WORK TO BE COMPLETED - Pick out each line in these entries that contains the string "Gloria".
━━━━━━━━━━━━━━━━━━━━
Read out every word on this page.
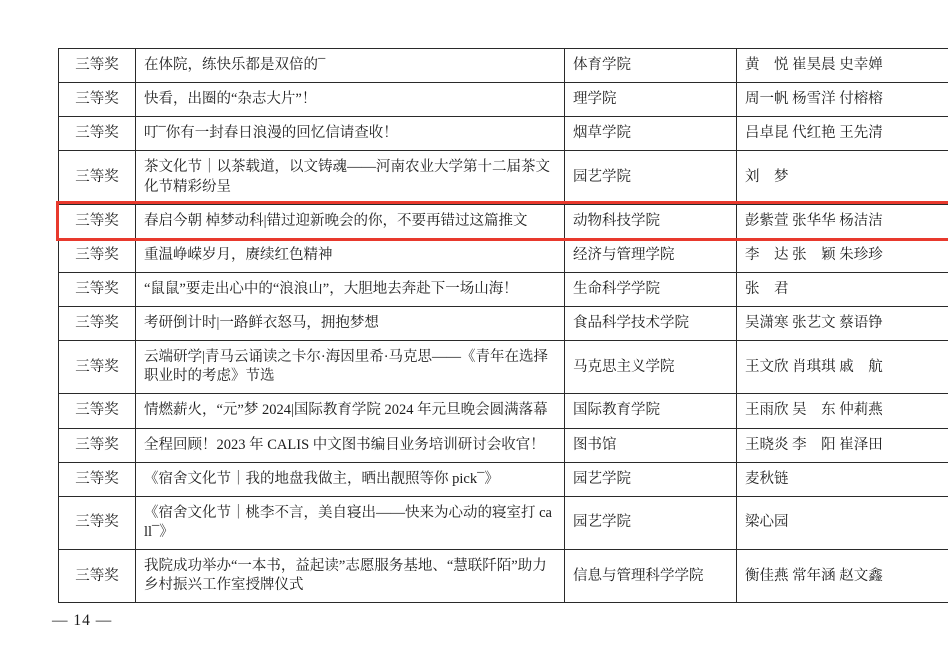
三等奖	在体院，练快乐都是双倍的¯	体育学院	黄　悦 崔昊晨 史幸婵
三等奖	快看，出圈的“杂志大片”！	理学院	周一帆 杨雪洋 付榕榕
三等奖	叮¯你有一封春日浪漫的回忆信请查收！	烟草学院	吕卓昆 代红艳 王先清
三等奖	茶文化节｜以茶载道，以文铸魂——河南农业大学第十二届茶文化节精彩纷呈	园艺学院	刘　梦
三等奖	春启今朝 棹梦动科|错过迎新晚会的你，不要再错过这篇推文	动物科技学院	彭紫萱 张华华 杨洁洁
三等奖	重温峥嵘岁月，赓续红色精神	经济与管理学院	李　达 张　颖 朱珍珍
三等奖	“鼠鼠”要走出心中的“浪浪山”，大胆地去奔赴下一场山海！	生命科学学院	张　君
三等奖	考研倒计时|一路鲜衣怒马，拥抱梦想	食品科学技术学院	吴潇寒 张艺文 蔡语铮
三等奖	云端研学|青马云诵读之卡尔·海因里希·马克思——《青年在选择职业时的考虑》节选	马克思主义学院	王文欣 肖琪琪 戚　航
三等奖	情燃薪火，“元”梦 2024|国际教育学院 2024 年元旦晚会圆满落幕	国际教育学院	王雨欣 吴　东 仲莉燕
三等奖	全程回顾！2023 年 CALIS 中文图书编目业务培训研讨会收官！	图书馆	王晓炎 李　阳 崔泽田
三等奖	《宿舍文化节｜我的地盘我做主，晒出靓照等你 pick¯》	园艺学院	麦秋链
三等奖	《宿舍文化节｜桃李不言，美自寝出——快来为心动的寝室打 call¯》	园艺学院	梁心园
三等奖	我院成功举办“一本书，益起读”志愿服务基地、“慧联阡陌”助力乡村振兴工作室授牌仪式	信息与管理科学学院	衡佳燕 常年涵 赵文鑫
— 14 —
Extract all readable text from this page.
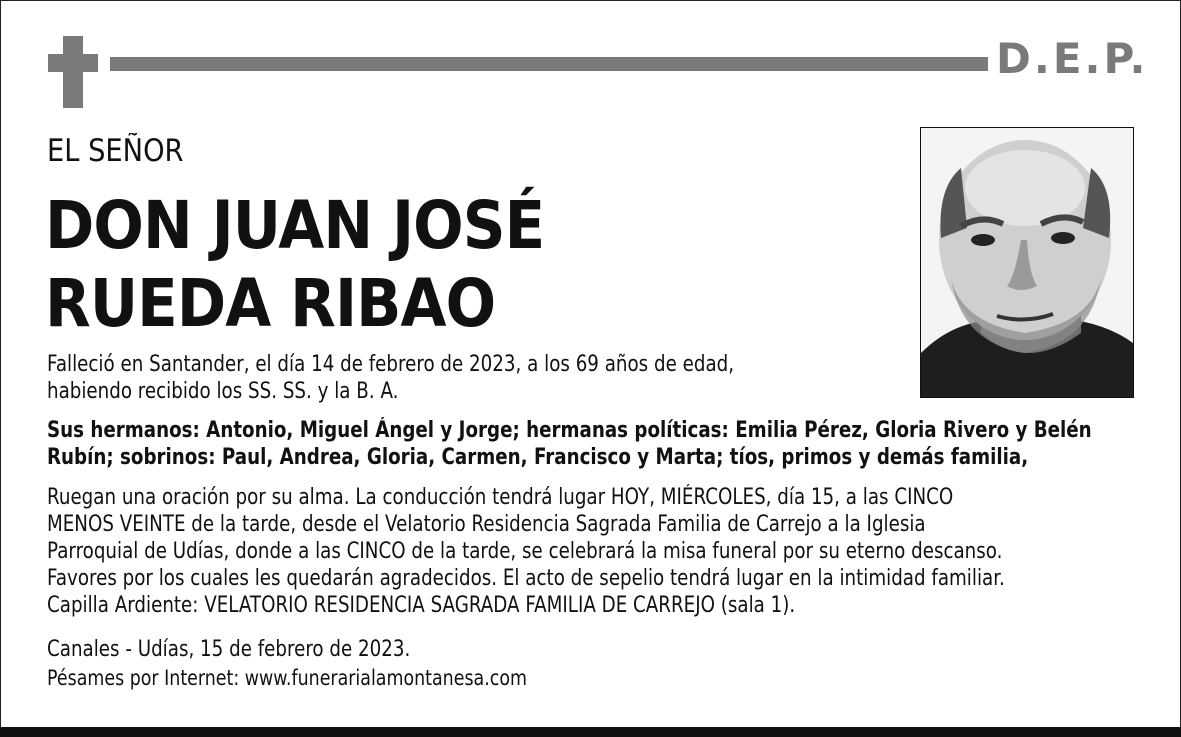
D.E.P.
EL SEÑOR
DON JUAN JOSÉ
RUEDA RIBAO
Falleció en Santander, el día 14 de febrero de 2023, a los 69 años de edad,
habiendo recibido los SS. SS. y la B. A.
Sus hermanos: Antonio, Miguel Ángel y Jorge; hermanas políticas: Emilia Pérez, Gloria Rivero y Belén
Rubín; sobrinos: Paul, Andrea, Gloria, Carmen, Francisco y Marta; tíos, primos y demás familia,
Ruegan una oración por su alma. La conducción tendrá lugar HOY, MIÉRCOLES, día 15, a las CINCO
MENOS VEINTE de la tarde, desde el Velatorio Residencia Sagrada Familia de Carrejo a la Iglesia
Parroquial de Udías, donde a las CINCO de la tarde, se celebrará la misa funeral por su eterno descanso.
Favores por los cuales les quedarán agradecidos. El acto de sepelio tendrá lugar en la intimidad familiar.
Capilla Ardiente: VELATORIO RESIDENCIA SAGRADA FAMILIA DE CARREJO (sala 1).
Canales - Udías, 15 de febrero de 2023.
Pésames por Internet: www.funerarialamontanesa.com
━━━━━━━━━━━━━━━━━━━━
EXERCISE SOLUTION -
Sus hermanos: Antonio, Miguel Ángel y Jorge; hermanas políticas: Emilia Pérez, Gloria Rivero y Belén
Rubín; sobrinos: Paul, Andrea, Gloria, Carmen, Francisco y Marta; tíos, primos y demás familia,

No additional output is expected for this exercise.